> [Your task]:
Spot each line in the records below where the word "desde" occurs, then copy it.

> [Source records]:

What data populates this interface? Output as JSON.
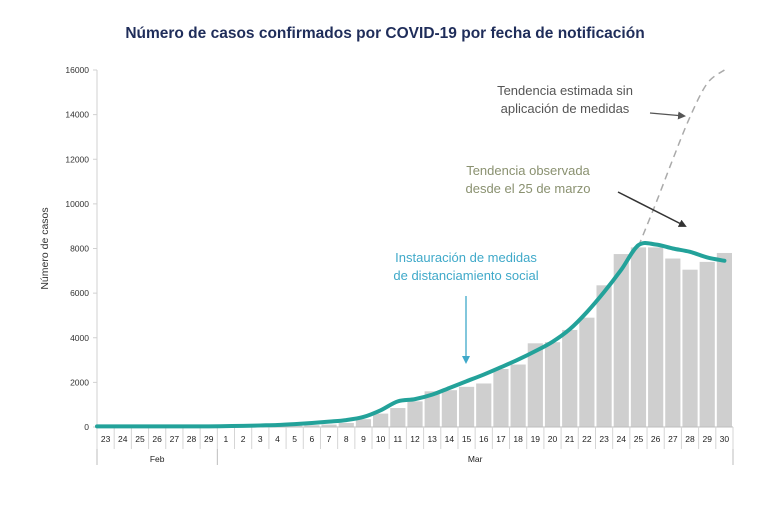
{
  "chart_data": {
    "type": "bar",
    "title": "Número de casos confirmados por COVID-19 por fecha de notificación",
    "ylabel": "Número de casos",
    "xlabel": "",
    "ylim": [
      0,
      16000
    ],
    "yticks": [
      0,
      2000,
      4000,
      6000,
      8000,
      10000,
      12000,
      14000,
      16000
    ],
    "grid": false,
    "categories": [
      "23",
      "24",
      "25",
      "26",
      "27",
      "28",
      "29",
      "1",
      "2",
      "3",
      "4",
      "5",
      "6",
      "7",
      "8",
      "9",
      "10",
      "11",
      "12",
      "13",
      "14",
      "15",
      "16",
      "17",
      "18",
      "19",
      "20",
      "21",
      "22",
      "23",
      "24",
      "25",
      "26",
      "27",
      "28",
      "29",
      "30"
    ],
    "month_groups": [
      {
        "label": "Feb",
        "first": 0,
        "last": 6
      },
      {
        "label": "Mar",
        "first": 7,
        "last": 36
      }
    ],
    "series": [
      {
        "type": "bar",
        "color": "#cfcfcf",
        "values": [
          2,
          3,
          3,
          5,
          8,
          10,
          15,
          20,
          25,
          30,
          45,
          60,
          80,
          110,
          180,
          350,
          600,
          850,
          1150,
          1600,
          1650,
          1800,
          1950,
          2600,
          2800,
          3750,
          3800,
          4350,
          4900,
          6350,
          7750,
          8050,
          8050,
          7550,
          7050,
          7400,
          7800
        ]
      },
      {
        "type": "line",
        "color": "#23a29a",
        "values": [
          30,
          30,
          30,
          30,
          30,
          30,
          30,
          40,
          50,
          70,
          90,
          130,
          180,
          240,
          310,
          450,
          750,
          1150,
          1250,
          1450,
          1750,
          2050,
          2350,
          2680,
          3020,
          3400,
          3820,
          4380,
          5150,
          6050,
          7050,
          8150,
          8180,
          8000,
          7850,
          7600,
          7450
        ]
      },
      {
        "type": "line",
        "style": "dashed",
        "color": "#aaaaaa",
        "values": [
          null,
          null,
          null,
          null,
          null,
          null,
          null,
          null,
          null,
          null,
          null,
          null,
          null,
          null,
          null,
          null,
          null,
          null,
          null,
          null,
          null,
          null,
          null,
          null,
          null,
          null,
          null,
          null,
          null,
          null,
          null,
          8100,
          10000,
          12000,
          13900,
          15400,
          16000
        ]
      }
    ],
    "annotations": [
      {
        "text": "Tendencia estimada sin aplicación de medidas",
        "lines": [
          "Tendencia estimada sin",
          "aplicación de medidas"
        ],
        "color": "#555555"
      },
      {
        "text": "Tendencia observada desde el 25 de marzo",
        "lines": [
          "Tendencia observada",
          "desde el 25 de marzo"
        ],
        "color": "#8a9170"
      },
      {
        "text": "Instauración de medidas de distanciamiento social",
        "lines": [
          "Instauración de medidas",
          "de distanciamiento social"
        ],
        "color": "#3fa9c9"
      }
    ]
  }
}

> [Written reply]:
        "text": "Tendencia observada desde el 25 de marzo",
          "desde el 25 de marzo"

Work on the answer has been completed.